■ **Data to use**
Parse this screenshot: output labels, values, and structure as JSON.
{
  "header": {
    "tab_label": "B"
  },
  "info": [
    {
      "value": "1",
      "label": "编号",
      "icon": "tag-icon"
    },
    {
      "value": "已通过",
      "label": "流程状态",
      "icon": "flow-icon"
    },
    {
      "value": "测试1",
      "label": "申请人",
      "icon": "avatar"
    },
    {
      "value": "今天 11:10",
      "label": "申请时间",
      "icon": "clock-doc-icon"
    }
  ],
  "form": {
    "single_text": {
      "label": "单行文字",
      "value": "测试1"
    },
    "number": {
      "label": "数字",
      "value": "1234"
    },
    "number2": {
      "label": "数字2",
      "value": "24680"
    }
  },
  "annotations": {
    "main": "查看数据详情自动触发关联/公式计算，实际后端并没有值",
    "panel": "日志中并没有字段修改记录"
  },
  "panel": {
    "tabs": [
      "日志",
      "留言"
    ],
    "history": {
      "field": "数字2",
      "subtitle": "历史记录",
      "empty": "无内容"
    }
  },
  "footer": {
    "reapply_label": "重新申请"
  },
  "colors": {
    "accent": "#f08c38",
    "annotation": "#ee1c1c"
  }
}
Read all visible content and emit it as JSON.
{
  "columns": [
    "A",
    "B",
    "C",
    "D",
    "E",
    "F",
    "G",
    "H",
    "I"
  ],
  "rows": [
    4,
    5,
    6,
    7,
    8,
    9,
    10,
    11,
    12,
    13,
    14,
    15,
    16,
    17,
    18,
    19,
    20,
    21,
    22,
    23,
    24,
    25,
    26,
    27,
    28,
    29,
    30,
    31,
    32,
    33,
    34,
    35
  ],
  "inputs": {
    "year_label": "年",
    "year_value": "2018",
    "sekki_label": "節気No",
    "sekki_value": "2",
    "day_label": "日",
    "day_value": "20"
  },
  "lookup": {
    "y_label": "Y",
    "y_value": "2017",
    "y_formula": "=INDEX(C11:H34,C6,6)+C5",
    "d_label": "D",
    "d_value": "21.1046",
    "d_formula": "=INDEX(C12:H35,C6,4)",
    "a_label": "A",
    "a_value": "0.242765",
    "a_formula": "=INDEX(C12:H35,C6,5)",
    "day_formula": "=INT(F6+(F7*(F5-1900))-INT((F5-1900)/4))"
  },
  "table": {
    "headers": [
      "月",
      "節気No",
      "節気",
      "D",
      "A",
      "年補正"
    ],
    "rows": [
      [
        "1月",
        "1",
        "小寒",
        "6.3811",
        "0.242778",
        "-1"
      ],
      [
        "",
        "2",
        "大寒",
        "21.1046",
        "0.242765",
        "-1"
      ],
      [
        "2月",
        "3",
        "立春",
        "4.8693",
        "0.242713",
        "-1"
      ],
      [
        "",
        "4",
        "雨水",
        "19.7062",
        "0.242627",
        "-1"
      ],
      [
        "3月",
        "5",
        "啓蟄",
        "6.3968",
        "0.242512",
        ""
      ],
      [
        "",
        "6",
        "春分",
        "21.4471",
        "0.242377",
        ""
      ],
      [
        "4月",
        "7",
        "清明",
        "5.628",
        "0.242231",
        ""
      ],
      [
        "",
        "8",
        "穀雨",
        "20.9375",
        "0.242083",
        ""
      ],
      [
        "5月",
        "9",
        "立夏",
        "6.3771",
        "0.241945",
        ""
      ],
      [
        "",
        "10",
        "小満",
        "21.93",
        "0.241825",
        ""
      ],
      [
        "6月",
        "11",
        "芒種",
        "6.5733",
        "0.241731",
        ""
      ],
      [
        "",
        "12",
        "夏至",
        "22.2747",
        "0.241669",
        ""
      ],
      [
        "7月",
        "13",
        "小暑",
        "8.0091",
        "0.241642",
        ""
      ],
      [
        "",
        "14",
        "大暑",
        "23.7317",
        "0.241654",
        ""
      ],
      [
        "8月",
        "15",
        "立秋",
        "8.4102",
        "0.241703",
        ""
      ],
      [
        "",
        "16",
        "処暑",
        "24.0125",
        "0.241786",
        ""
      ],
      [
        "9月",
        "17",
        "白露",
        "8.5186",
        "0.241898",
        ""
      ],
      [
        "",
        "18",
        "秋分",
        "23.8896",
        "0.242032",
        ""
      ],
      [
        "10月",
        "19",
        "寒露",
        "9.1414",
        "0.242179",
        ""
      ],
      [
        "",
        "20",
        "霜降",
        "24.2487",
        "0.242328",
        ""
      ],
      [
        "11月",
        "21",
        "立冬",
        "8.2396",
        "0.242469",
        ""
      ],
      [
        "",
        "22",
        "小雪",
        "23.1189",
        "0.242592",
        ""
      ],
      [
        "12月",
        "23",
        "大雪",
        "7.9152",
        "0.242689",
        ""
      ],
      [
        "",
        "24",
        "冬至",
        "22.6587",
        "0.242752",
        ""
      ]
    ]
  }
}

■ **Requirement**
Write out every entry word for word.

■ **Output for this exercise**
Parse this screenshot: output labels, values, and structure as JSON.
{
  "header": {
    "tab_label": "B"
  },
  "info": [
    {
      "value": "1",
      "label": "编号",
      "icon": "tag-icon"
    },
    {
      "value": "已通过",
      "label": "流程状态",
      "icon": "flow-icon"
    },
    {
      "value": "测试1",
      "label": "申请人",
      "icon": "avatar"
    },
    {
      "value": "今天 11:10",
      "label": "申请时间",
      "icon": "clock-doc-icon"
    }
  ],
  "form": {
    "single_text": {
      "label": "单行文字",
      "value": "测试1"
    },
    "number": {
      "label": "数字",
      "value": "1234"
    },
    "number2": {
      "label": "数字2",
      "value": "24680"
    }
  },
  "annotations": {
    "main": "查看数据详情自动触发关联/公式计算，实际后端并没有值",
    "panel": "日志中并没有字段修改记录"
  },
  "panel": {
    "tabs": [
      "日志",
      "留言"
    ],
    "history": {
      "field": "数字2",
      "subtitle": "历史记录",
      "empty": "无内容"
    }
  },
  "footer": {
    "reapply_label": "重新申请"
  },
  "colors": {
    "accent": "#f08c38",
    "annotation": "#ee1c1c"
  }
}
Read all visible content and emit it as JSON.
{
  "columns": [
    "A",
    "B",
    "C",
    "D",
    "E",
    "F",
    "G",
    "H",
    "I"
  ],
  "rows": [
    4,
    5,
    6,
    7,
    8,
    9,
    10,
    11,
    12,
    13,
    14,
    15,
    16,
    17,
    18,
    19,
    20,
    21,
    22,
    23,
    24,
    25,
    26,
    27,
    28,
    29,
    30,
    31,
    32,
    33,
    34,
    35
  ],
  "inputs": {
    "year_label": "年",
    "year_value": "2018",
    "sekki_label": "節気No",
    "sekki_value": "2",
    "day_label": "日",
    "day_value": "20"
  },
  "lookup": {
    "y_label": "Y",
    "y_value": "2017",
    "y_formula": "=INDEX(C11:H34,C6,6)+C5",
    "d_label": "D",
    "d_value": "21.1046",
    "d_formula": "=INDEX(C12:H35,C6,4)",
    "a_label": "A",
    "a_value": "0.242765",
    "a_formula": "=INDEX(C12:H35,C6,5)",
    "day_formula": "=INT(F6+(F7*(F5-1900))-INT((F5-1900)/4))"
  },
  "table": {
    "headers": [
      "月",
      "節気No",
      "節気",
      "D",
      "A",
      "年補正"
    ],
    "rows": [
      [
        "1月",
        "1",
        "小寒",
        "6.3811",
        "0.242778",
        "-1"
      ],
      [
        "",
        "2",
        "大寒",
        "21.1046",
        "0.242765",
        "-1"
      ],
      [
        "2月",
        "3",
        "立春",
        "4.8693",
        "0.242713",
        "-1"
      ],
      [
        "",
        "4",
        "雨水",
        "19.7062",
        "0.242627",
        "-1"
      ],
      [
        "3月",
        "5",
        "啓蟄",
        "6.3968",
        "0.242512",
        ""
      ],
      [
        "",
        "6",
        "春分",
        "21.4471",
        "0.242377",
        ""
      ],
      [
        "4月",
        "7",
        "清明",
        "5.628",
        "0.242231",
        ""
      ],
      [
        "",
        "8",
        "穀雨",
        "20.9375",
        "0.242083",
        ""
      ],
      [
        "5月",
        "9",
        "立夏",
        "6.3771",
        "0.241945",
        ""
      ],
      [
        "",
        "10",
        "小満",
        "21.93",
        "0.241825",
        ""
      ],
      [
        "6月",
        "11",
        "芒種",
        "6.5733",
        "0.241731",
        ""
      ],
      [
        "",
        "12",
        "夏至",
        "22.2747",
        "0.241669",
        ""
      ],
      [
        "7月",
        "13",
        "小暑",
        "8.0091",
        "0.241642",
        ""
      ],
      [
        "",
        "14",
        "大暑",
        "23.7317",
        "0.241654",
        ""
      ],
      [
        "8月",
        "15",
        "立秋",
        "8.4102",
        "0.241703",
        ""
      ],
      [
        "",
        "16",
        "処暑",
        "24.0125",
        "0.241786",
        ""
      ],
      [
        "9月",
        "17",
        "白露",
        "8.5186",
        "0.241898",
        ""
      ],
      [
        "",
        "18",
        "秋分",
        "23.8896",
        "0.242032",
        ""
      ],
      [
        "10月",
        "19",
        "寒露",
        "9.1414",
        "0.242179",
        ""
      ],
      [
        "",
        "20",
        "霜降",
        "24.2487",
        "0.242328",
        ""
      ],
      [
        "11月",
        "21",
        "立冬",
        "8.2396",
        "0.242469",
        ""
      ],
      [
        "",
        "22",
        "小雪",
        "23.1189",
        "0.242592",
        ""
      ],
      [
        "12月",
        "23",
        "大雪",
        "7.9152",
        "0.242689",
        ""
      ],
      [
        "",
        "24",
        "冬至",
        "22.6587",
        "0.242752",
        ""
      ]
    ]
  }
}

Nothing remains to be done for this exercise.